▸ **RECORDS SUPPLIED**
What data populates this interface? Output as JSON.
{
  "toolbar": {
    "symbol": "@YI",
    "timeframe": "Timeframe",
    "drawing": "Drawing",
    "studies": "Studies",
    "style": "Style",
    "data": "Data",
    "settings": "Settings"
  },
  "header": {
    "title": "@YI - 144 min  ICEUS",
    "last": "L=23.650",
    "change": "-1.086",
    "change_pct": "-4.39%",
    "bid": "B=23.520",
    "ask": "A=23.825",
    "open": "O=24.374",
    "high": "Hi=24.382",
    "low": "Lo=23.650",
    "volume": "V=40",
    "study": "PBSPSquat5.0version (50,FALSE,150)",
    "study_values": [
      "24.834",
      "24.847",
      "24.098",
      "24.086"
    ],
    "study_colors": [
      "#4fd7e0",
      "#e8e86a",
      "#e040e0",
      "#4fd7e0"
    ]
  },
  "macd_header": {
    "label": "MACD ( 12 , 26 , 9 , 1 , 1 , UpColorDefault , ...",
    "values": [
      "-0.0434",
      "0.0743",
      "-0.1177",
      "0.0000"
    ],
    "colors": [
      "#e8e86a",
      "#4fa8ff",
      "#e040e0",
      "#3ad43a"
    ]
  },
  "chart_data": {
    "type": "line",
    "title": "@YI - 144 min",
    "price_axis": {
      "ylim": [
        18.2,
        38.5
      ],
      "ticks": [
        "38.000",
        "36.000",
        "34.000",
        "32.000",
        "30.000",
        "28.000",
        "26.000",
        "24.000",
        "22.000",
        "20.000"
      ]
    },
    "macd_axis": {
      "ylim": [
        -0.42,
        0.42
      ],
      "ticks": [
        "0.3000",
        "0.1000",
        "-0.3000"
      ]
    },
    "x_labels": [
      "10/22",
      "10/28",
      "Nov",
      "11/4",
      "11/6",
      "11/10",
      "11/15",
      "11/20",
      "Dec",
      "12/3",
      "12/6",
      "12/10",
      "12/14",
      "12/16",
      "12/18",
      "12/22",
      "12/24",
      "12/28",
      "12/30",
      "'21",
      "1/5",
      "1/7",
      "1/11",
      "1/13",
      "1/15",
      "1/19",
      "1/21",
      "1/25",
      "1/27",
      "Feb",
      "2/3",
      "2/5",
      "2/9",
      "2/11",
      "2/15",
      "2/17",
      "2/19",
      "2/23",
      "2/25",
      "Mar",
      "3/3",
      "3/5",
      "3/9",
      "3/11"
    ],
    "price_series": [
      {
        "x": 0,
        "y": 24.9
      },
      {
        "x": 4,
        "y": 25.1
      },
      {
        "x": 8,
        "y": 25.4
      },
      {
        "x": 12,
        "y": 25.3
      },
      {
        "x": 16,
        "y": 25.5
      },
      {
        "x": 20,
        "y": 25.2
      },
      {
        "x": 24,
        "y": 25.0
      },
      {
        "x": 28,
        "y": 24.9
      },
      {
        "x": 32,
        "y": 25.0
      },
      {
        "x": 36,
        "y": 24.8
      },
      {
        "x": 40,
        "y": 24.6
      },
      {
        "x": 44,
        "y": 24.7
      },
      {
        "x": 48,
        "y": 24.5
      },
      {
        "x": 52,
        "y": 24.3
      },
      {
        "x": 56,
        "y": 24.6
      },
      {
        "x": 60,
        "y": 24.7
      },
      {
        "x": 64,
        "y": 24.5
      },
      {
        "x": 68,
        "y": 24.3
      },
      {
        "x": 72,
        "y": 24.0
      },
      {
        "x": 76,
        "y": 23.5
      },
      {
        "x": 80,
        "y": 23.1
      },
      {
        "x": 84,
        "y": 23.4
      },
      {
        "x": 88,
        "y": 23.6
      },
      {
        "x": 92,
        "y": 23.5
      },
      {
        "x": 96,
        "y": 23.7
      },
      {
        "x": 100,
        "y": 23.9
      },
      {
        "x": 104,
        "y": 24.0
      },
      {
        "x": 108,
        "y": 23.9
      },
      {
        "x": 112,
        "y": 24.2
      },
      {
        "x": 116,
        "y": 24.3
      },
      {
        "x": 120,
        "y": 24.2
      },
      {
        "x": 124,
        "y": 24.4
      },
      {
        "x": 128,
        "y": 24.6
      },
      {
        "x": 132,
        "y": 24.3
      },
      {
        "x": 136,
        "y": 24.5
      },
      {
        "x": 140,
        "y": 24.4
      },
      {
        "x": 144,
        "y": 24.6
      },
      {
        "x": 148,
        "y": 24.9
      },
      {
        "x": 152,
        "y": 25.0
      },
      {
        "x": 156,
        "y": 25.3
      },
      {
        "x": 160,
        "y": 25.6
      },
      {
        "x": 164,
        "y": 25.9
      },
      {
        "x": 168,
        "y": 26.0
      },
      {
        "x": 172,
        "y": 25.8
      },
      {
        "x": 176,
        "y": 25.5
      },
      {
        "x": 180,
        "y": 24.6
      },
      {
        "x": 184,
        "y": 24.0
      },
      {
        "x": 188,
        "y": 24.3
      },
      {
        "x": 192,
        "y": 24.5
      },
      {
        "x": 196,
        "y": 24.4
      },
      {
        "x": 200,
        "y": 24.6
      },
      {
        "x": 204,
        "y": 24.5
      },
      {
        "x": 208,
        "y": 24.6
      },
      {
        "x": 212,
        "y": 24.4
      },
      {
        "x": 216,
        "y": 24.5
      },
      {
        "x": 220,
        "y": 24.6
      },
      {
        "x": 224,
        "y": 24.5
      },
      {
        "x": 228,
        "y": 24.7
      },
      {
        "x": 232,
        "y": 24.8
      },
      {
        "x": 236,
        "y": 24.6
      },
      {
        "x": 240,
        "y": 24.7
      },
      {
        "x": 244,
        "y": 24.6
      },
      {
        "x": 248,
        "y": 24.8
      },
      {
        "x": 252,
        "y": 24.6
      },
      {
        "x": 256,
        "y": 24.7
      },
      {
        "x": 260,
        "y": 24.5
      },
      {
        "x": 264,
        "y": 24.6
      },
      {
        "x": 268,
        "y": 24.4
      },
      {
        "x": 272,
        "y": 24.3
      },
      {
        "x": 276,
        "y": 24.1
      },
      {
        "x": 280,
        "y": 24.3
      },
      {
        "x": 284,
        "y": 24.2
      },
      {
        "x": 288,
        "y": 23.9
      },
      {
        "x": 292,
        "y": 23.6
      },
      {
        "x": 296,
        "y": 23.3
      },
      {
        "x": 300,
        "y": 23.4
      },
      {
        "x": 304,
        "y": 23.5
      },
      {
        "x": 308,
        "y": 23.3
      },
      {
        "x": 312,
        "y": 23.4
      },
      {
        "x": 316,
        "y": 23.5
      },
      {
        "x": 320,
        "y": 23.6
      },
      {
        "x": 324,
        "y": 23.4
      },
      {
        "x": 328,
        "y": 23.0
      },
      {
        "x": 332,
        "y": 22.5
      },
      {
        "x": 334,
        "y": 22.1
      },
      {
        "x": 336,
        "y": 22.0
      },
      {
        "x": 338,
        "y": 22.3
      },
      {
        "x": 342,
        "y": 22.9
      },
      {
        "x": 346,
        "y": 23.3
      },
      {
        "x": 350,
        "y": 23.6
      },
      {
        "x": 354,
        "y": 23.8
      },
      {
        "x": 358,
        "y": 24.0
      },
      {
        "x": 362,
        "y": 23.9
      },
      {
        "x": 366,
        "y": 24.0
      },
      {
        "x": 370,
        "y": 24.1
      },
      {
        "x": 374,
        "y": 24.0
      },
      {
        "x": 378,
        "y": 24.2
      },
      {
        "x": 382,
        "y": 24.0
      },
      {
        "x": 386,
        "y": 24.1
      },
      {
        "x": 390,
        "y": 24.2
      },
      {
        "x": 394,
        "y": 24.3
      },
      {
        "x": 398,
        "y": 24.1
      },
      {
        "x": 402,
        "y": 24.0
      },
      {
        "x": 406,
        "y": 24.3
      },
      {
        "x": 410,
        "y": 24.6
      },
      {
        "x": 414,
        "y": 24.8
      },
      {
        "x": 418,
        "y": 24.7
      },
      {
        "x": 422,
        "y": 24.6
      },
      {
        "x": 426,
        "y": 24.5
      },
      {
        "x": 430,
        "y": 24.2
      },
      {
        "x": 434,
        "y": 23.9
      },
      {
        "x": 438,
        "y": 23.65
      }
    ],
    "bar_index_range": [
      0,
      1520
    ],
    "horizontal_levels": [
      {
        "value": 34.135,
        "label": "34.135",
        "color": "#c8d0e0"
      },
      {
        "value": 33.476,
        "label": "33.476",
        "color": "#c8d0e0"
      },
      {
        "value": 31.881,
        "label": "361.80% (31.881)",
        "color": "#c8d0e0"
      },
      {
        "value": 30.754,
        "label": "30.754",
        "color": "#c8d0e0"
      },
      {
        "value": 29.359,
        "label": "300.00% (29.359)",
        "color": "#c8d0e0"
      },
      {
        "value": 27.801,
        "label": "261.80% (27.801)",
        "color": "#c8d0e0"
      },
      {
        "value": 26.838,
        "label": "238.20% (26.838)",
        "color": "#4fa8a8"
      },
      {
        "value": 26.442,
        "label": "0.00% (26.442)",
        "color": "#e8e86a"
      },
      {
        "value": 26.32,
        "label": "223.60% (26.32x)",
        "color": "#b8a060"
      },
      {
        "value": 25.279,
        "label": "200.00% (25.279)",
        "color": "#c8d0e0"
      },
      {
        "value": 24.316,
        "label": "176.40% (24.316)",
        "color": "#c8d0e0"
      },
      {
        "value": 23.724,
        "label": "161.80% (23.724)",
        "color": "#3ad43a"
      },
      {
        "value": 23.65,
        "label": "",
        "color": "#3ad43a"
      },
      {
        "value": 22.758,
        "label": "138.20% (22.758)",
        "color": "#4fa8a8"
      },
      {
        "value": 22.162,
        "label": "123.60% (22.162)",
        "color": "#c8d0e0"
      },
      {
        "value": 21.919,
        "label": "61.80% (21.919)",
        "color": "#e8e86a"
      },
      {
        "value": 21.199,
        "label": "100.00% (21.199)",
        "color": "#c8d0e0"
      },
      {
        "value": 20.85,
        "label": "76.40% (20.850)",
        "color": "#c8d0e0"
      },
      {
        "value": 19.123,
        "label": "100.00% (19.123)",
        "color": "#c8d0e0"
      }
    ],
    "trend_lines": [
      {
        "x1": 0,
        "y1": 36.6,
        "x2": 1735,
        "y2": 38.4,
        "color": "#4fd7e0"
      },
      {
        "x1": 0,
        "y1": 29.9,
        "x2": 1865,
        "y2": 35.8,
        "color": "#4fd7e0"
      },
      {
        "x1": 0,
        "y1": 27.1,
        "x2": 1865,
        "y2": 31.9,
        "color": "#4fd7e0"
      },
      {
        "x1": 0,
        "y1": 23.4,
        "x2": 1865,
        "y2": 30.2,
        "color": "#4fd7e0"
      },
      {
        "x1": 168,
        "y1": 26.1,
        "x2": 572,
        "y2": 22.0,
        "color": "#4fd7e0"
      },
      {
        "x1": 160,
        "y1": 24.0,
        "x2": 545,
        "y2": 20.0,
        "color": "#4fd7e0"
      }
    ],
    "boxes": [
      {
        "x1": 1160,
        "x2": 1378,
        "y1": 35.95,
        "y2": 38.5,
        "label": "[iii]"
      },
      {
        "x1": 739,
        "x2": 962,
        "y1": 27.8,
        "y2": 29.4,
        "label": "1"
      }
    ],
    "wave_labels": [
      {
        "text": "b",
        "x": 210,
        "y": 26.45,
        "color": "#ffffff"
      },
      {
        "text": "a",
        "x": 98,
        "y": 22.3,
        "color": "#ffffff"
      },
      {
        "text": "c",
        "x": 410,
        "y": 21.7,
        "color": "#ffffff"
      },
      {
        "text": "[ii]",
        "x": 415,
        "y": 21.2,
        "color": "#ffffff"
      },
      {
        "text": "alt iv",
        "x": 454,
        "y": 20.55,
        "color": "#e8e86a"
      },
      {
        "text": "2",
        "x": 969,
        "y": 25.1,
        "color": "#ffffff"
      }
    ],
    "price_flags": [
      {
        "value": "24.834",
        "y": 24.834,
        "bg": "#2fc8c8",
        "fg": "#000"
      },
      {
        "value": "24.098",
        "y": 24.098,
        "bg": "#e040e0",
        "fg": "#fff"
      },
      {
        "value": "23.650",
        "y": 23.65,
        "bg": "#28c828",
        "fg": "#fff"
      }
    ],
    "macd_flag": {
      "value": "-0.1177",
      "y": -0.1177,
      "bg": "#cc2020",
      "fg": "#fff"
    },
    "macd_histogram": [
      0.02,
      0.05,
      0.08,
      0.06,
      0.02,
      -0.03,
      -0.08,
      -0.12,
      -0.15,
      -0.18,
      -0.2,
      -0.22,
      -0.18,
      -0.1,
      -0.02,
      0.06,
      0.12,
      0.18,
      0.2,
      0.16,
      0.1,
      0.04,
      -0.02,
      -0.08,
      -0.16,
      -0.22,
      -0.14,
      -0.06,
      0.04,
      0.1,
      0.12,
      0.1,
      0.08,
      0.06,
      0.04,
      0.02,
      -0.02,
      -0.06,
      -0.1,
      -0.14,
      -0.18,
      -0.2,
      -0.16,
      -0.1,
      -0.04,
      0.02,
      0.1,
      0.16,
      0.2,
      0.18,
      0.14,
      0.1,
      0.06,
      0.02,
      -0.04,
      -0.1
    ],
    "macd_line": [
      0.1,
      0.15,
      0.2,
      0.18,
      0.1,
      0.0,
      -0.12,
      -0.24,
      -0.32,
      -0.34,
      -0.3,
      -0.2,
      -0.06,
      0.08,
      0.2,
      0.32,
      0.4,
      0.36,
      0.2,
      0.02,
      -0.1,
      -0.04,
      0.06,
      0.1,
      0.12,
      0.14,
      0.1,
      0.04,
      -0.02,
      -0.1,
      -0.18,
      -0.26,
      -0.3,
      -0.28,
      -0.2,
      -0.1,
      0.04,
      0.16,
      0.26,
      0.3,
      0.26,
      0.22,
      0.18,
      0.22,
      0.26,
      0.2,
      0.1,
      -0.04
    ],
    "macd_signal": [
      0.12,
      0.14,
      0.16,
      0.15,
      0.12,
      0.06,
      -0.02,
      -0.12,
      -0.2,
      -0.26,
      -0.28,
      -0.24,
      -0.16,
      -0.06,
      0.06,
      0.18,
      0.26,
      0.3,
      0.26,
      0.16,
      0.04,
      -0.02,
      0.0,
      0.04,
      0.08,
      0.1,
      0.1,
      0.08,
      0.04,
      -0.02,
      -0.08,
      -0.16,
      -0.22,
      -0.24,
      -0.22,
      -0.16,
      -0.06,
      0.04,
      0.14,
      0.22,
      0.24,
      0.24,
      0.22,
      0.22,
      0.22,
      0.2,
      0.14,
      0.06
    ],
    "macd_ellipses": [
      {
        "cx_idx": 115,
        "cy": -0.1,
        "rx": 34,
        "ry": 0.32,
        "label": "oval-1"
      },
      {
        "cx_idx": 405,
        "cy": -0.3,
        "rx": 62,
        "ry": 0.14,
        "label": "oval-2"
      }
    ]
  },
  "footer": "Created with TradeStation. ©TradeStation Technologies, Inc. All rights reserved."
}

▸ **WHAT THE TASK REQUIRES**
Where a line holds "text", copy that line.

▸ **RESULT FOR THIS TASK**
        "text": "b",
        "text": "a",
        "text": "c",
        "text": "[ii]",
        "text": "alt iv",
        "text": "2",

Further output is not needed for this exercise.